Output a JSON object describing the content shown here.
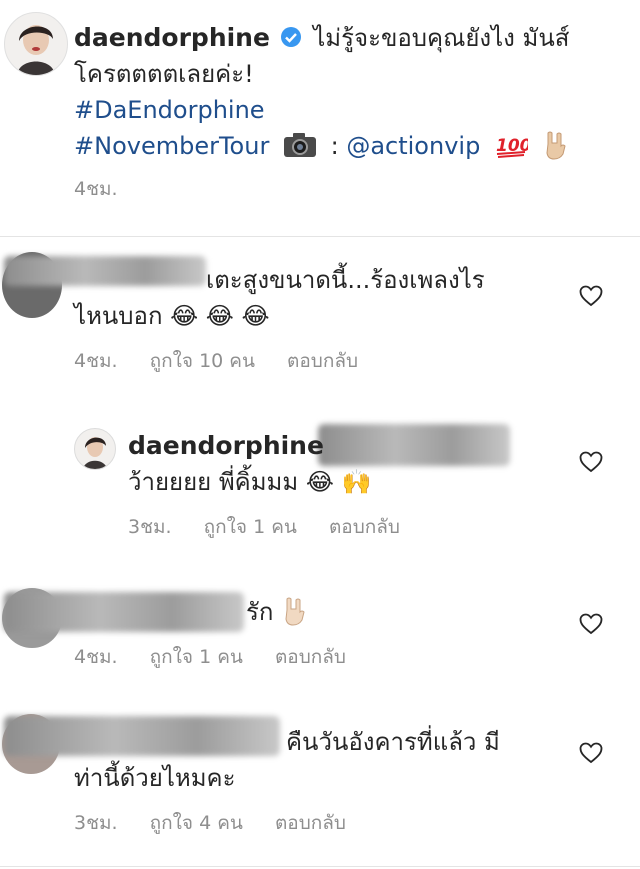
{
  "post": {
    "author": "daendorphine",
    "caption_line1": "ไม่รู้จะขอบคุณยังไง มันส์",
    "caption_line2": "โครตตตตเลยค่ะ!",
    "hashtag1": "#DaEndorphine",
    "hashtag2": "#NovemberTour",
    "credit_sep": ":",
    "credit": "@actionvip",
    "time": "4ชม.",
    "verified_icon": "verified-badge-icon"
  },
  "comments": [
    {
      "text_line1": "เตะสูงขนาดนี้...ร้องเพลงไร",
      "text_line2": "ไหนบอก",
      "time": "4ชม.",
      "likes": "ถูกใจ 10 คน",
      "reply": "ตอบกลับ"
    },
    {
      "author": "daendorphine",
      "text_line1": "ว้ายยยย พี่คิ้มมม",
      "time": "3ชม.",
      "likes": "ถูกใจ 1 คน",
      "reply": "ตอบกลับ"
    },
    {
      "text_line1": "รัก",
      "time": "4ชม.",
      "likes": "ถูกใจ 1 คน",
      "reply": "ตอบกลับ"
    },
    {
      "text_line1": "คืนวันอังคารที่แล้ว มี",
      "text_line2": "ท่านี้ด้วยไหมคะ",
      "time": "3ชม.",
      "likes": "ถูกใจ 4 คน",
      "reply": "ตอบกลับ"
    }
  ],
  "colors": {
    "hashtag": "#1f4e8c",
    "meta": "#8e8e8e",
    "verified": "#3897f0"
  }
}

-------

- WHAT TO PRODUCE -
Give the number of lines in the data that contain "likes", with no other words.

- SOLVED EXERCISE -
4